GIVEN EXERCISE: Could you repeat the records below exactly, leaving out any pictures?

**** EXCERPTED RECORDS ****

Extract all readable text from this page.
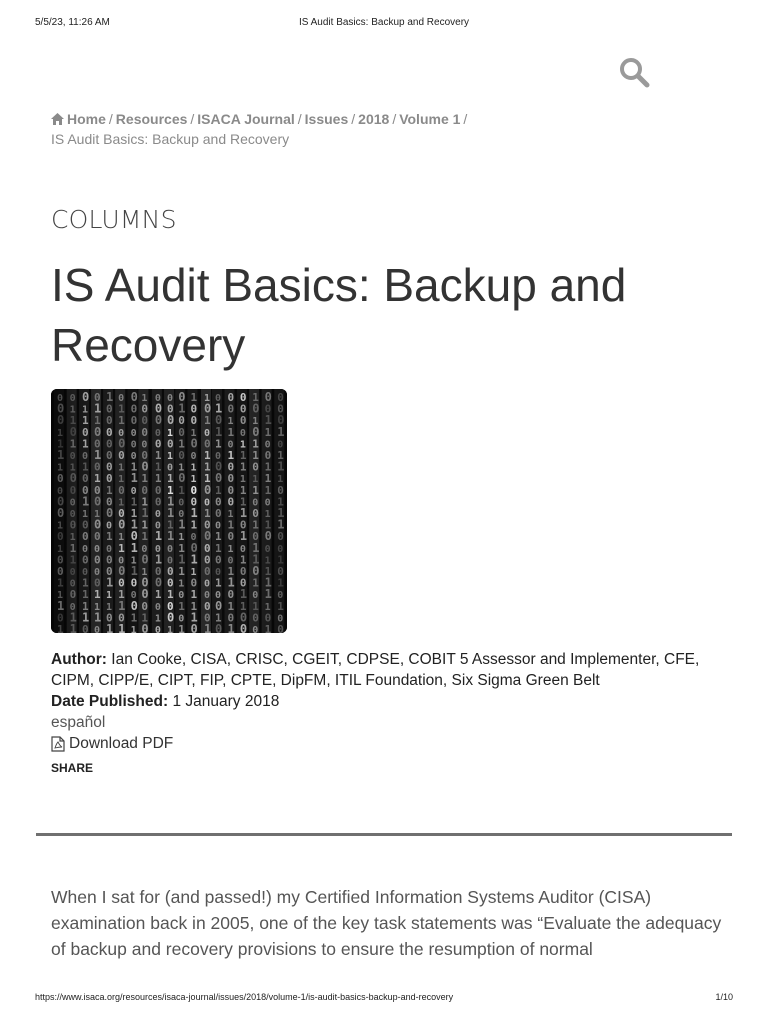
5/5/23, 11:26 AM	IS Audit Basics: Backup and Recovery
Home / Resources / ISACA Journal / Issues / 2018 / Volume 1 /
IS Audit Basics: Backup and Recovery
COLUMNS
IS Audit Basics: Backup and Recovery

Author: Ian Cooke, CISA, CRISC, CGEIT, CDPSE, COBIT 5 Assessor and Implementer, CFE, CIPM, CIPP/E, CIPT, FIP, CPTE, DipFM, ITIL Foundation, Six Sigma Green Belt

Date Published: 1 January 2018

español

Download PDF

SHARE

When I sat for (and passed!) my Certified Information Systems Auditor (CISA) examination back in 2005, one of the key task statements was “Evaluate the adequacy of backup and recovery provisions to ensure the resumption of normal

https://www.isaca.org/resources/isaca-journal/issues/2018/volume-1/is-audit-basics-backup-and-recovery	1/10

****

SOLUTION TO THE EXERCISE:
Extract all readable text from this page.
5/5/23, 11:26 AM	IS Audit Basics: Backup and Recovery
Home / Resources / ISACA Journal / Issues / 2018 / Volume 1 /
IS Audit Basics: Backup and Recovery
COLUMNS
IS Audit Basics: Backup and Recovery

Author: Ian Cooke, CISA, CRISC, CGEIT, CDPSE, COBIT 5 Assessor and Implementer, CFE, CIPM, CIPP/E, CIPT, FIP, CPTE, DipFM, ITIL Foundation, Six Sigma Green Belt

Date Published: 1 January 2018

español

Download PDF

SHARE

When I sat for (and passed!) my Certified Information Systems Auditor (CISA) examination back in 2005, one of the key task statements was “Evaluate the adequacy of backup and recovery provisions to ensure the resumption of normal

https://www.isaca.org/resources/isaca-journal/issues/2018/volume-1/is-audit-basics-backup-and-recovery	1/10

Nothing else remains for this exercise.